TASK REQUIREMENTS: Output the line containing "Extract the structured" and all subsequent lines of the listing below, copied exactly, with no other lines.

===== DATA EXCERPTS =====

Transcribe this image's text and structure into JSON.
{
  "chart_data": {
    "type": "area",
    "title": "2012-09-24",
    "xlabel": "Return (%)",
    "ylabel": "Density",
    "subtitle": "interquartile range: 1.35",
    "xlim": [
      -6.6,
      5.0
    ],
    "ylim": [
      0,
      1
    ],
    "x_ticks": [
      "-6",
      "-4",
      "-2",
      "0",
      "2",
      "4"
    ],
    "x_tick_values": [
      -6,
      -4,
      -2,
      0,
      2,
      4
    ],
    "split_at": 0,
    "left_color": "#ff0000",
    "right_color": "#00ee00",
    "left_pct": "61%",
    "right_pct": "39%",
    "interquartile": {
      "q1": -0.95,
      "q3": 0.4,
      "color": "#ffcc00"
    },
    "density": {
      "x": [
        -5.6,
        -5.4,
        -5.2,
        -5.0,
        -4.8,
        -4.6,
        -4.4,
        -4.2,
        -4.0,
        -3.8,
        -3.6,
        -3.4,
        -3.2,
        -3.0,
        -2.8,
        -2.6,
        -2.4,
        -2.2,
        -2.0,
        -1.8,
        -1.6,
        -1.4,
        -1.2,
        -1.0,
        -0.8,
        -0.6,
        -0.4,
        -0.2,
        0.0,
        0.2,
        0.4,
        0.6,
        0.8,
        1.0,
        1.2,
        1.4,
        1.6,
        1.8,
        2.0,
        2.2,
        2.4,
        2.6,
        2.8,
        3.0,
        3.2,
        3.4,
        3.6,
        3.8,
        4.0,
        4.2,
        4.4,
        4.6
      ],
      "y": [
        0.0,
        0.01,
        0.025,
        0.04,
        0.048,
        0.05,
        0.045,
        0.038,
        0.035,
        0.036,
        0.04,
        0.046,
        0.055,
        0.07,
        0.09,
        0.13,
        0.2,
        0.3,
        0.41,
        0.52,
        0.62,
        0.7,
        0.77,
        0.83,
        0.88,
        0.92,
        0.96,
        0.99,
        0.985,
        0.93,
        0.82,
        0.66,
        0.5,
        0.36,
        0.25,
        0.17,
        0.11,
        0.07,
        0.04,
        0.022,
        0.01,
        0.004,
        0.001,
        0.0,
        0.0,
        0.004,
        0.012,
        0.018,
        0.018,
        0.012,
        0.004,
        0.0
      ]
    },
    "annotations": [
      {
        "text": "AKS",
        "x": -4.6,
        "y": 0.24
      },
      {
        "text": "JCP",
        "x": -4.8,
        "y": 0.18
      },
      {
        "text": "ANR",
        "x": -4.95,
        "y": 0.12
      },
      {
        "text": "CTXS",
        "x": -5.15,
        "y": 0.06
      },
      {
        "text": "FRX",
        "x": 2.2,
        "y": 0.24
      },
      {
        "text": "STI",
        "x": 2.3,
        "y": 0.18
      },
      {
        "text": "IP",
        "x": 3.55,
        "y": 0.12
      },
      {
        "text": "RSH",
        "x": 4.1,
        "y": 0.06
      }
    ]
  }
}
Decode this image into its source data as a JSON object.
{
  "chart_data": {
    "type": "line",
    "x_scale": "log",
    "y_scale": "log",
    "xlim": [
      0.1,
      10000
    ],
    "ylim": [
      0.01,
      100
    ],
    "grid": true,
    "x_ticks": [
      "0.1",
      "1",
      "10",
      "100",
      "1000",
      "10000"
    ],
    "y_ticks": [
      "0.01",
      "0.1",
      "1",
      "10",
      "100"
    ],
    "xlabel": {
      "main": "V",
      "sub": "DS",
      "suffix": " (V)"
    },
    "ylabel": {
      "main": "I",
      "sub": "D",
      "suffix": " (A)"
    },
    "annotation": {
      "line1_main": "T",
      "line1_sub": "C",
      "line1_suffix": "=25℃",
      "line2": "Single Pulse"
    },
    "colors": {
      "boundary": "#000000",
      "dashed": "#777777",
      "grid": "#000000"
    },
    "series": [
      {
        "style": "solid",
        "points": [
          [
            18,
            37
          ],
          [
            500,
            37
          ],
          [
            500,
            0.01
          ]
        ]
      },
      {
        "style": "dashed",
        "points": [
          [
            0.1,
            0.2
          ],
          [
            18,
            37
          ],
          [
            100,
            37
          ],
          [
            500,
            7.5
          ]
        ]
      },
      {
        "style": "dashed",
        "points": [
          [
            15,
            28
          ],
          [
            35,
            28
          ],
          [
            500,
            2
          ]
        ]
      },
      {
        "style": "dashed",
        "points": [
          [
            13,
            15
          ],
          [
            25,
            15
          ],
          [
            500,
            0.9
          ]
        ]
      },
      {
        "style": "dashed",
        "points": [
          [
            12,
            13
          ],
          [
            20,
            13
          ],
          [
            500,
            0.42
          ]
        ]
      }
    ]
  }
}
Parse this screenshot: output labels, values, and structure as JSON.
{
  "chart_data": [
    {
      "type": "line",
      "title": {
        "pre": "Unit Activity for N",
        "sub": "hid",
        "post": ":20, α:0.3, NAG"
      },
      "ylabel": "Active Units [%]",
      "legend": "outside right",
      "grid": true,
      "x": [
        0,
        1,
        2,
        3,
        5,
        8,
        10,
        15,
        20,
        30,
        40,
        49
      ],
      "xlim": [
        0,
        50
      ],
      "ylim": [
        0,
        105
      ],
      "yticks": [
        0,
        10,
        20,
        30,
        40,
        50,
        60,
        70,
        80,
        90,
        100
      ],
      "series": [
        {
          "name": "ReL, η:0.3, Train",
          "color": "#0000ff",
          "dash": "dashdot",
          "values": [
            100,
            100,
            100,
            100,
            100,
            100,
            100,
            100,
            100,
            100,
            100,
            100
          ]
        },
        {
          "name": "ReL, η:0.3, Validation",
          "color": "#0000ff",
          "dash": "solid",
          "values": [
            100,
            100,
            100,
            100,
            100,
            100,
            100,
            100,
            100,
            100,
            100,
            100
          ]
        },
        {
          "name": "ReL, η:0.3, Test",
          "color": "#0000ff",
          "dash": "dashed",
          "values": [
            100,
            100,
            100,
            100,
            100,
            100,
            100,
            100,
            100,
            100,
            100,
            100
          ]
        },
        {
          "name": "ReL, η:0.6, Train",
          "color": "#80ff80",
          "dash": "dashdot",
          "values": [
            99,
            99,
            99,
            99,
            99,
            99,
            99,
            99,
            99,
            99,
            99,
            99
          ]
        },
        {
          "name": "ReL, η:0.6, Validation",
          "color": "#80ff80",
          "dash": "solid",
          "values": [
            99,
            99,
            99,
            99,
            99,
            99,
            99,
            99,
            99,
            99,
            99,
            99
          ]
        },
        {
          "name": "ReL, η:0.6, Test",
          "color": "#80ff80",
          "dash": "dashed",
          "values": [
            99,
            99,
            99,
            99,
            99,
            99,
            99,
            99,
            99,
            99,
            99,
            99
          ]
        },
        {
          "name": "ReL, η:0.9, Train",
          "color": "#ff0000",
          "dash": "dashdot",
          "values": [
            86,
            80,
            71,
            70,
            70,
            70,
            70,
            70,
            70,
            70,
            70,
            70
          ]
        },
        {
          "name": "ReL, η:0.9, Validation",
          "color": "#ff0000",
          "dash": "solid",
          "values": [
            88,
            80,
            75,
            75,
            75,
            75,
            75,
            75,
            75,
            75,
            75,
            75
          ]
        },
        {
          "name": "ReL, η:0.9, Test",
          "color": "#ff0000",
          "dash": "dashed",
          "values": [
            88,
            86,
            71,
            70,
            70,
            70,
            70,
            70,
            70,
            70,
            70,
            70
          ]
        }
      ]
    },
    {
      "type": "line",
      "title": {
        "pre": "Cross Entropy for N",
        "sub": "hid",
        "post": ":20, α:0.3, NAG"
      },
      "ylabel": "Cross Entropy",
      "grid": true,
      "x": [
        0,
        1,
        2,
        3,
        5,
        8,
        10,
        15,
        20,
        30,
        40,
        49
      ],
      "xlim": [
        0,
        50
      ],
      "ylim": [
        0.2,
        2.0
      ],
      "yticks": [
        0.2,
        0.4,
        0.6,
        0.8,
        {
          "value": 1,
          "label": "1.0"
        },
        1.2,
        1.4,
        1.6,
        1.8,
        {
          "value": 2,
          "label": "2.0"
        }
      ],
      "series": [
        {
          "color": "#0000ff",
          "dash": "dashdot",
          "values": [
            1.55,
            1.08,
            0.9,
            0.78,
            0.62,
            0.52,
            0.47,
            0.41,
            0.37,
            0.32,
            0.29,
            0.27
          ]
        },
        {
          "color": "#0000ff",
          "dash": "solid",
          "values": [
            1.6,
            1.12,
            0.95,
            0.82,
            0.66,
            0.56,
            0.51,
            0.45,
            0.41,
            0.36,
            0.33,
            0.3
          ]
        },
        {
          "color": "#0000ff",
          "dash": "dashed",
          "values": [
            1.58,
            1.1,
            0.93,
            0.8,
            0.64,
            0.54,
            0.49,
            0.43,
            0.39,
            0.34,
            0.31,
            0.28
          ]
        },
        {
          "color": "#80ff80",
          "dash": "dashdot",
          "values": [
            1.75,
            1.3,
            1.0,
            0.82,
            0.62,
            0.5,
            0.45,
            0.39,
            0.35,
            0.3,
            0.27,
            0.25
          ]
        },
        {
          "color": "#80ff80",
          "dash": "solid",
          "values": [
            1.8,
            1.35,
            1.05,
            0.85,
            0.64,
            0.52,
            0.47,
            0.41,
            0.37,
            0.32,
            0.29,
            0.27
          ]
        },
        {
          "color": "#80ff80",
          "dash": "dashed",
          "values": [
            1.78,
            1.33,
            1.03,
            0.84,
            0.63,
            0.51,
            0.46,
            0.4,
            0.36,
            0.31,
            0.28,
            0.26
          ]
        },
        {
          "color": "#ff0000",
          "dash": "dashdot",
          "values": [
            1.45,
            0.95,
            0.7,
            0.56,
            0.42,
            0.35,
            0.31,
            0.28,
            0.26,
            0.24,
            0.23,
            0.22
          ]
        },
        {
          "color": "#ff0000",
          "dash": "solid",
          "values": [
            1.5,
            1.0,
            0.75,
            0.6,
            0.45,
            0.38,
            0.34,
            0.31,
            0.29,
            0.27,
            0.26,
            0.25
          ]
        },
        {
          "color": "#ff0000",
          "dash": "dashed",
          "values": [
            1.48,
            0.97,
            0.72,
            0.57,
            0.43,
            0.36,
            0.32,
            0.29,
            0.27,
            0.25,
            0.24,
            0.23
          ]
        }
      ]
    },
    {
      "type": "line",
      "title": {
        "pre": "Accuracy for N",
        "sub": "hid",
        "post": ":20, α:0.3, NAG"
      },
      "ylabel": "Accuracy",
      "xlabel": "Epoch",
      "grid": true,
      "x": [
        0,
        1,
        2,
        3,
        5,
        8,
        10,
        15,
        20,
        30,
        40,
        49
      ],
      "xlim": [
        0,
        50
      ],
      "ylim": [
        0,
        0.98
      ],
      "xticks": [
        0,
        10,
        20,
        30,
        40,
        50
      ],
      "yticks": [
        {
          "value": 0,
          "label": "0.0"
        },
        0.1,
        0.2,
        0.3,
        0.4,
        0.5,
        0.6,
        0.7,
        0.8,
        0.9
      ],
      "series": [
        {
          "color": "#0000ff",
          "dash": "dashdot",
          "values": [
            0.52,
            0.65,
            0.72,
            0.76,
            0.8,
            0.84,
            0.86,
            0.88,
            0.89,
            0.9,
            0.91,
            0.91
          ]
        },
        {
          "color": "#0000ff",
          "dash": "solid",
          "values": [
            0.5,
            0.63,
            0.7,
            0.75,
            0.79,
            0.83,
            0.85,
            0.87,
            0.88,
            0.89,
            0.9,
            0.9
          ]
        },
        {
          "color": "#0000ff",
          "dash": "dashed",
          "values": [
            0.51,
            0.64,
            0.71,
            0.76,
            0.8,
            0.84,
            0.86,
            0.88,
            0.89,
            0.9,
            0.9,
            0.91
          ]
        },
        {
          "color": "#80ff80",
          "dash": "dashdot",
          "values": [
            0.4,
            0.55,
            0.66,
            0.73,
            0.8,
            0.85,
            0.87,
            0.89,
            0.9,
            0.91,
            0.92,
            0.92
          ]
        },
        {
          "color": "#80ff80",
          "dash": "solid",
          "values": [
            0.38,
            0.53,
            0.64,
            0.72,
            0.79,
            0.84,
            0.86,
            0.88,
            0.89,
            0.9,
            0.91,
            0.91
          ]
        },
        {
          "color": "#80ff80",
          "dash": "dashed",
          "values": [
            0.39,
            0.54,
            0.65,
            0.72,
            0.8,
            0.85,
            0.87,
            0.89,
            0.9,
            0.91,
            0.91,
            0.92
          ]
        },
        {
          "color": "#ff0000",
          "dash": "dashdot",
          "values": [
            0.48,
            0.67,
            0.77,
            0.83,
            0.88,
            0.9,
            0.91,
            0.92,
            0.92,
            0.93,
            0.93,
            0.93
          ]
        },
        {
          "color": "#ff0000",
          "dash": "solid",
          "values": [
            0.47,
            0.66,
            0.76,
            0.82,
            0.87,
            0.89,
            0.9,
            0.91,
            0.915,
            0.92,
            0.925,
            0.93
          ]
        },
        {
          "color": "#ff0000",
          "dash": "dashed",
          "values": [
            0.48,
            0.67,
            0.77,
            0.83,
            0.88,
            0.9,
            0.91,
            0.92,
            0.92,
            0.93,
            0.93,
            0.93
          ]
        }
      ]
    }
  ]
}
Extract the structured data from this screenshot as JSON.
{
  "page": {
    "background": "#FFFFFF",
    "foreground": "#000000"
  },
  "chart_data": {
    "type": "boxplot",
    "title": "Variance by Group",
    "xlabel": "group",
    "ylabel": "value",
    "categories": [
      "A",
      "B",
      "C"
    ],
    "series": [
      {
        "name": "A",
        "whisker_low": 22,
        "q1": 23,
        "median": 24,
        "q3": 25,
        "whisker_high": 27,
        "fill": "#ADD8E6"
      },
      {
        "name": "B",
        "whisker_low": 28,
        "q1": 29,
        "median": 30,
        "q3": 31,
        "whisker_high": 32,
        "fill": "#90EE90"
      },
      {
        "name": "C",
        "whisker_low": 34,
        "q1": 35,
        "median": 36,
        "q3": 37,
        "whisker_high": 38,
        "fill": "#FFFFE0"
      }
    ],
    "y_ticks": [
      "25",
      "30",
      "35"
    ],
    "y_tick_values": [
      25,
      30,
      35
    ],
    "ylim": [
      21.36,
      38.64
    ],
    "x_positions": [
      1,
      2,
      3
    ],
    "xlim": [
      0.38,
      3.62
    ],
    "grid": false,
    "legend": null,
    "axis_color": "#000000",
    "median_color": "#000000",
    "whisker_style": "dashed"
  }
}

=====

RESULT FOR THIS EXERCISE:
Extract the structured data from this screenshot as JSON.
{
  "page": {
    "background": "#FFFFFF",
    "foreground": "#000000"
  },
  "chart_data": {
    "type": "boxplot",
    "title": "Variance by Group",
    "xlabel": "group",
    "ylabel": "value",
    "categories": [
      "A",
      "B",
      "C"
    ],
    "series": [
      {
        "name": "A",
        "whisker_low": 22,
        "q1": 23,
        "median": 24,
        "q3": 25,
        "whisker_high": 27,
        "fill": "#ADD8E6"
      },
      {
        "name": "B",
        "whisker_low": 28,
        "q1": 29,
        "median": 30,
        "q3": 31,
        "whisker_high": 32,
        "fill": "#90EE90"
      },
      {
        "name": "C",
        "whisker_low": 34,
        "q1": 35,
        "median": 36,
        "q3": 37,
        "whisker_high": 38,
        "fill": "#FFFFE0"
      }
    ],
    "y_ticks": [
      "25",
      "30",
      "35"
    ],
    "y_tick_values": [
      25,
      30,
      35
    ],
    "ylim": [
      21.36,
      38.64
    ],
    "x_positions": [
      1,
      2,
      3
    ],
    "xlim": [
      0.38,
      3.62
    ],
    "grid": false,
    "legend": null,
    "axis_color": "#000000",
    "median_color": "#000000",
    "whisker_style": "dashed"
  }
}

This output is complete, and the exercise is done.